What the task asks> Transcribe every item below word for word, leaving out the pictures.

Listings of element locations
-.-.-

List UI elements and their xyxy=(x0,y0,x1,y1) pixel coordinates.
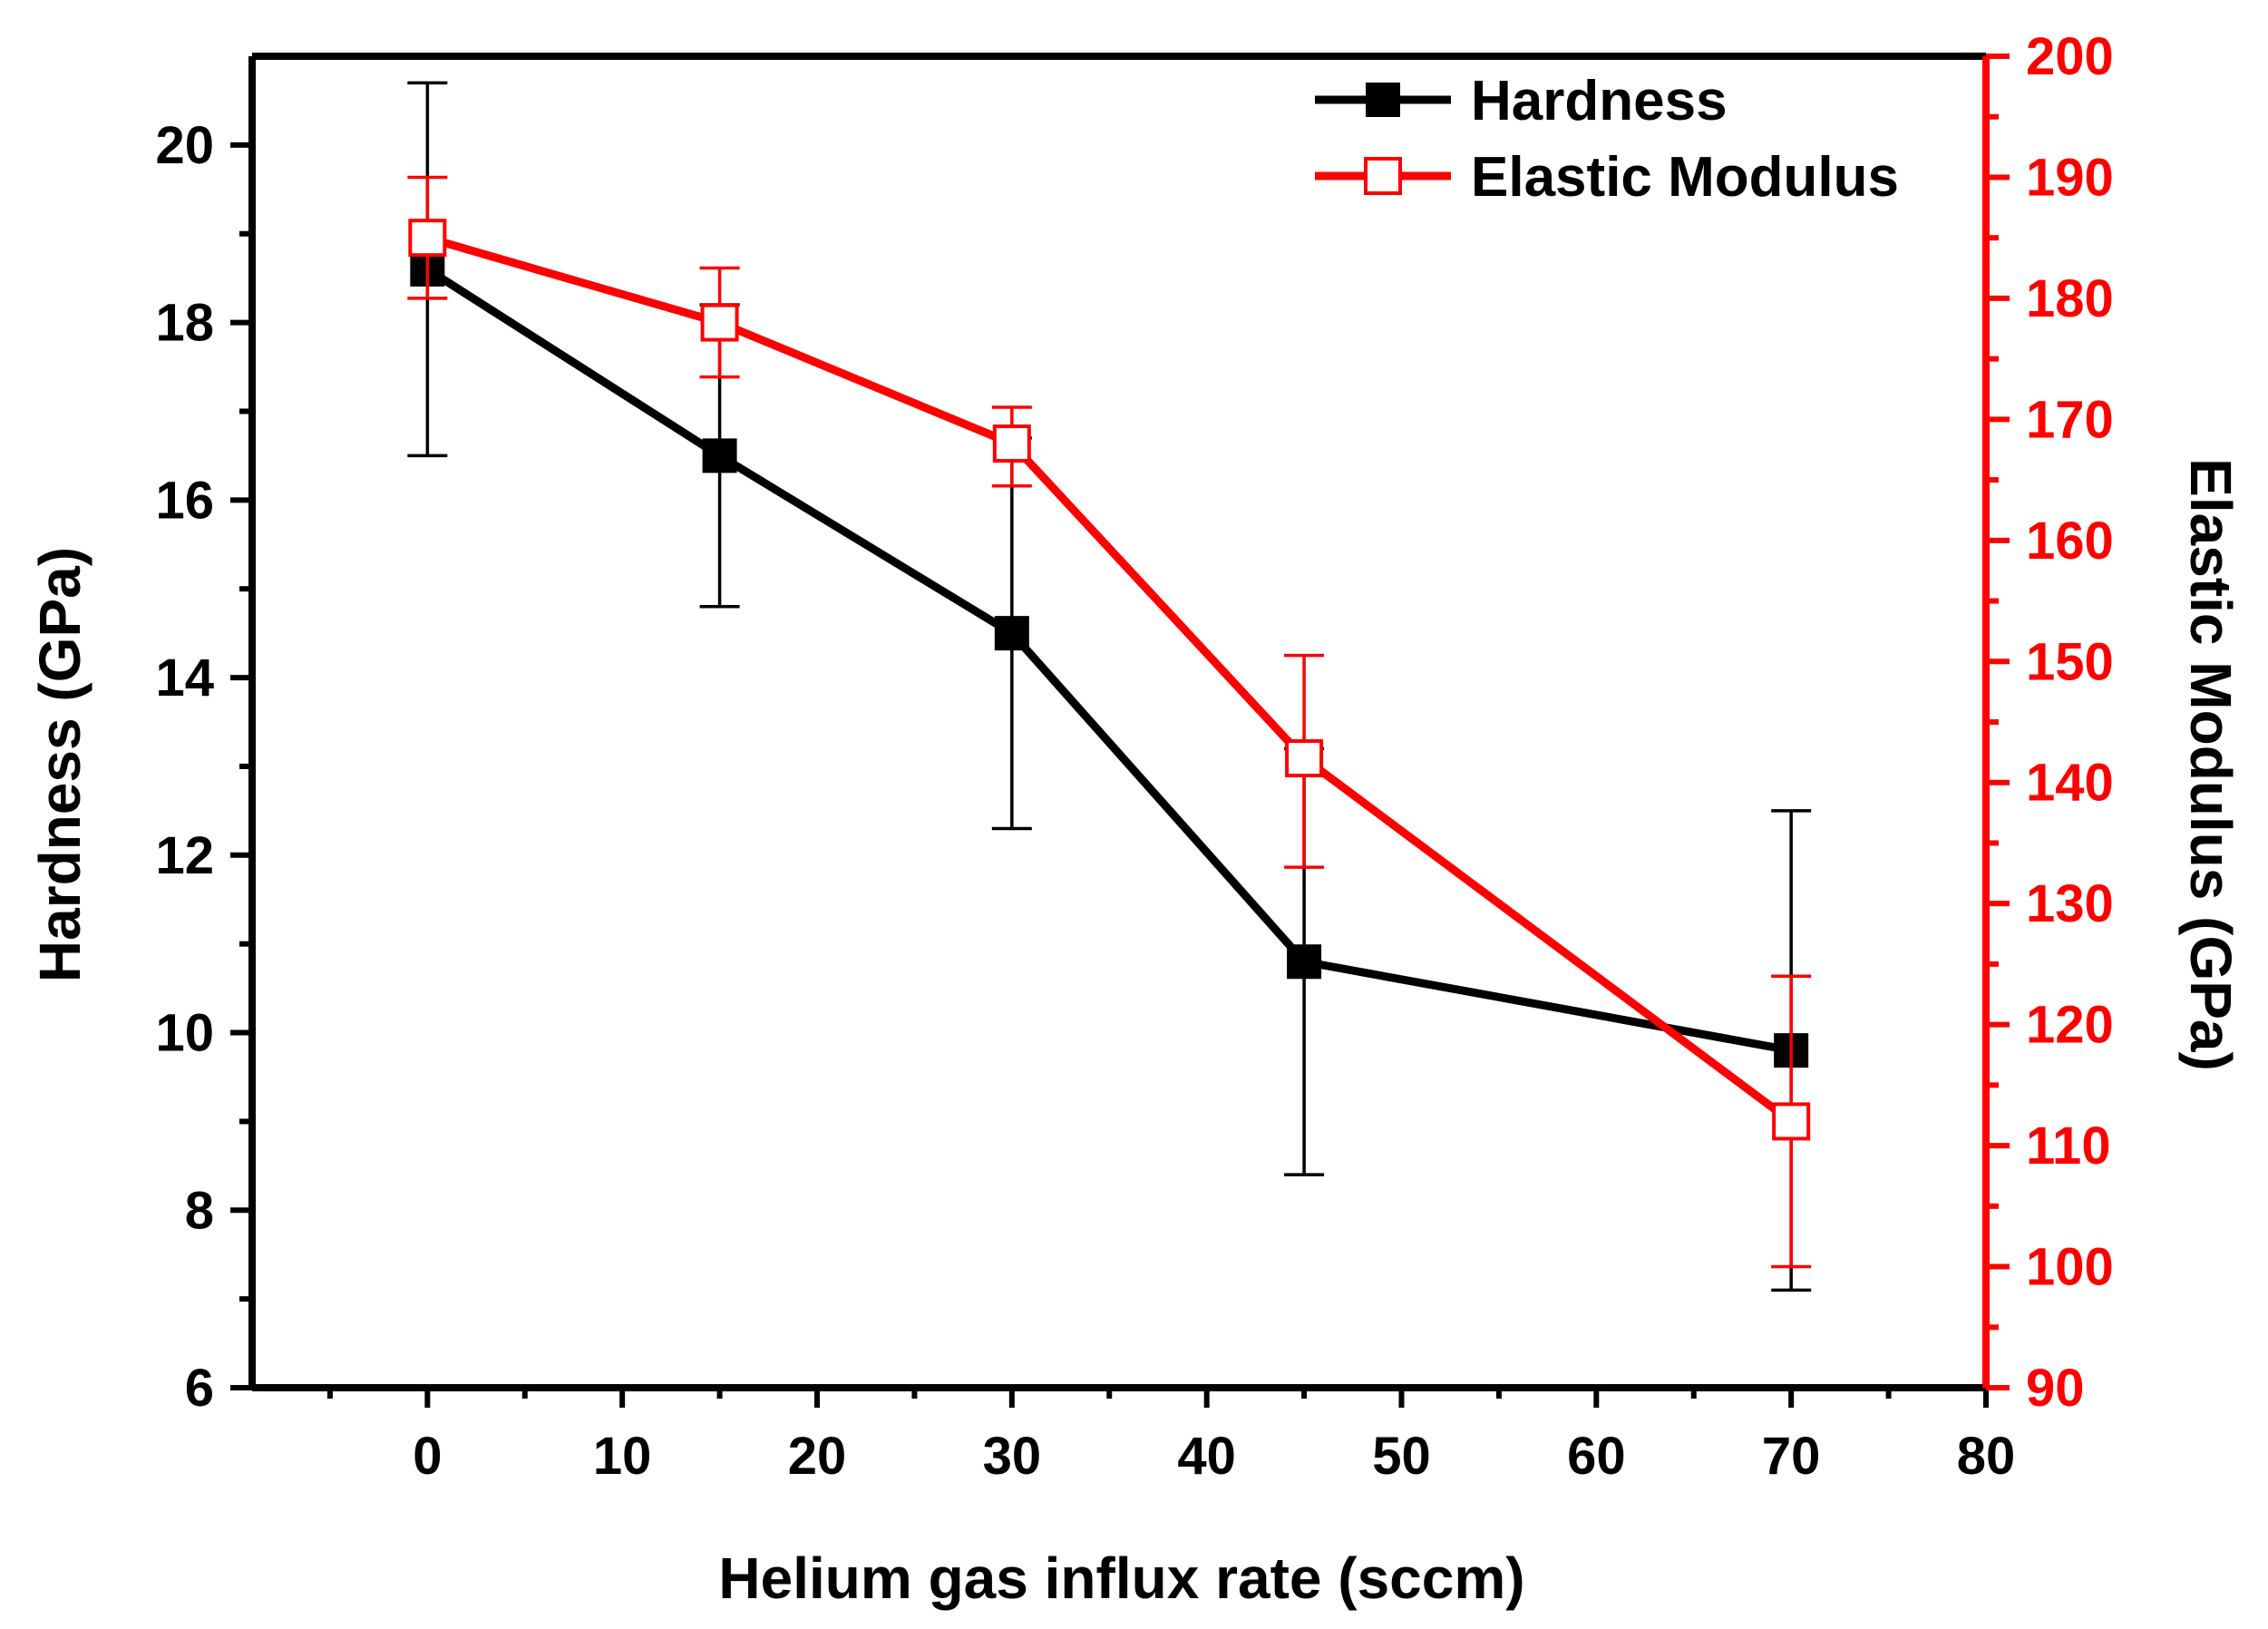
hardness-point xyxy=(1287,944,1322,980)
y-right-tick-label: 130 xyxy=(2026,874,2114,933)
legend-hardness-label: Hardness xyxy=(1471,70,1728,132)
legend: Hardness Elastic Modulus xyxy=(1315,70,1899,209)
x-tick-label: 20 xyxy=(788,1427,847,1486)
elastic-modulus-point xyxy=(408,219,447,258)
y-left-tick-label: 12 xyxy=(155,826,214,885)
y-right-tick-label: 160 xyxy=(2026,512,2114,571)
elastic-modulus-point xyxy=(700,303,739,342)
y-right-tick-label: 200 xyxy=(2026,27,2114,86)
x-tick-label: 60 xyxy=(1567,1427,1626,1486)
elastic-modulus-line xyxy=(426,233,1794,1126)
y-left-tick-label: 10 xyxy=(155,1004,214,1063)
y-right-tick-label: 150 xyxy=(2026,632,2114,691)
y-left-tick-label: 14 xyxy=(155,649,214,707)
y-right-tick-label: 180 xyxy=(2026,269,2114,328)
y-left-tick-label: 20 xyxy=(155,116,214,175)
hardness-point xyxy=(702,438,737,473)
plot-frame xyxy=(248,53,1990,1391)
legend-hardness-marker xyxy=(1366,83,1400,117)
y-left-axis-title: Hardness (GPa) xyxy=(27,547,92,982)
legend-elastic-modulus-label: Elastic Modulus xyxy=(1471,146,1899,209)
axis-ticks: 0 10 20 30 40 50 60 70 80 6 8 10 12 14 16 18 20 90 100 110 1… xyxy=(155,27,2113,1486)
plot-marks xyxy=(407,81,1812,1292)
elastic-modulus-point xyxy=(992,424,1031,463)
y-right-tick-label: 190 xyxy=(2026,148,2114,207)
x-tick-label: 50 xyxy=(1372,1427,1431,1486)
y-left-tick-label: 16 xyxy=(155,471,214,530)
x-tick-label: 30 xyxy=(983,1427,1042,1486)
y-right-tick-label: 110 xyxy=(2026,1117,2111,1175)
legend-elastic-modulus-marker xyxy=(1364,157,1402,195)
x-tick-label: 40 xyxy=(1177,1427,1236,1486)
y-right-axis-title: Elastic Modulus (GPa) xyxy=(2178,458,2244,1071)
y-right-tick-label: 100 xyxy=(2026,1238,2114,1297)
y-left-tick-label: 8 xyxy=(185,1181,214,1240)
x-tick-label: 0 xyxy=(413,1427,442,1486)
hardness-point xyxy=(994,616,1029,651)
hardness-line xyxy=(424,266,1792,1055)
elastic-modulus-point xyxy=(1772,1102,1811,1141)
elastic-modulus-series xyxy=(407,175,1812,1269)
y-right-tick-label: 170 xyxy=(2026,390,2114,449)
x-tick-label: 80 xyxy=(1957,1427,2016,1486)
hardness-series xyxy=(407,81,1812,1292)
y-left-tick-label: 18 xyxy=(155,294,214,353)
y-right-tick-label: 90 xyxy=(2026,1359,2085,1418)
x-tick-label: 70 xyxy=(1762,1427,1821,1486)
y-right-tick-label: 140 xyxy=(2026,754,2114,813)
x-axis-title: Helium gas influx rate (sccm) xyxy=(718,1546,1524,1611)
y-right-tick-label: 120 xyxy=(2026,996,2114,1055)
x-tick-label: 10 xyxy=(593,1427,652,1486)
y-left-tick-label: 6 xyxy=(185,1359,214,1418)
elastic-modulus-point xyxy=(1285,739,1324,778)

-.-.-

The completed task>
List UI elements and their xyxy=(x0,y0,x1,y1) pixel coordinates.
hardness-point xyxy=(1287,944,1322,980)
y-right-tick-label: 130 xyxy=(2026,874,2114,933)
legend-hardness-label: Hardness xyxy=(1471,70,1728,132)
legend: Hardness Elastic Modulus xyxy=(1315,70,1899,209)
x-tick-label: 20 xyxy=(788,1427,847,1486)
elastic-modulus-point xyxy=(408,219,447,258)
y-left-tick-label: 12 xyxy=(155,826,214,885)
y-right-tick-label: 160 xyxy=(2026,512,2114,571)
elastic-modulus-point xyxy=(700,303,739,342)
y-right-tick-label: 200 xyxy=(2026,27,2114,86)
x-tick-label: 60 xyxy=(1567,1427,1626,1486)
elastic-modulus-line xyxy=(426,233,1794,1126)
y-left-tick-label: 10 xyxy=(155,1004,214,1063)
y-right-tick-label: 150 xyxy=(2026,632,2114,691)
y-left-tick-label: 14 xyxy=(155,649,214,707)
y-right-tick-label: 180 xyxy=(2026,269,2114,328)
y-left-tick-label: 20 xyxy=(155,116,214,175)
hardness-point xyxy=(702,438,737,473)
plot-frame xyxy=(248,53,1990,1391)
legend-hardness-marker xyxy=(1366,83,1400,117)
y-left-axis-title: Hardness (GPa) xyxy=(27,547,92,982)
legend-elastic-modulus-label: Elastic Modulus xyxy=(1471,146,1899,209)
axis-ticks: 0 10 20 30 40 50 60 70 80 6 8 10 12 14 16 18 20 90 100 110 1… xyxy=(155,27,2113,1486)
plot-marks xyxy=(407,81,1812,1292)
elastic-modulus-point xyxy=(992,424,1031,463)
y-right-tick-label: 190 xyxy=(2026,148,2114,207)
x-tick-label: 50 xyxy=(1372,1427,1431,1486)
y-left-tick-label: 16 xyxy=(155,471,214,530)
x-tick-label: 30 xyxy=(983,1427,1042,1486)
y-right-tick-label: 110 xyxy=(2026,1117,2111,1175)
legend-elastic-modulus-marker xyxy=(1364,157,1402,195)
x-tick-label: 40 xyxy=(1177,1427,1236,1486)
y-right-axis-title: Elastic Modulus (GPa) xyxy=(2178,458,2244,1071)
y-right-tick-label: 100 xyxy=(2026,1238,2114,1297)
y-left-tick-label: 8 xyxy=(185,1181,214,1240)
x-tick-label: 0 xyxy=(413,1427,442,1486)
hardness-point xyxy=(994,616,1029,651)
hardness-line xyxy=(424,266,1792,1055)
elastic-modulus-point xyxy=(1772,1102,1811,1141)
elastic-modulus-series xyxy=(407,175,1812,1269)
y-right-tick-label: 170 xyxy=(2026,390,2114,449)
x-tick-label: 80 xyxy=(1957,1427,2016,1486)
hardness-series xyxy=(407,81,1812,1292)
y-left-tick-label: 18 xyxy=(155,294,214,353)
y-right-tick-label: 90 xyxy=(2026,1359,2085,1418)
x-tick-label: 70 xyxy=(1762,1427,1821,1486)
y-right-tick-label: 140 xyxy=(2026,754,2114,813)
x-axis-title: Helium gas influx rate (sccm) xyxy=(718,1546,1524,1611)
y-right-tick-label: 120 xyxy=(2026,996,2114,1055)
x-tick-label: 10 xyxy=(593,1427,652,1486)
y-left-tick-label: 6 xyxy=(185,1359,214,1418)
elastic-modulus-point xyxy=(1285,739,1324,778)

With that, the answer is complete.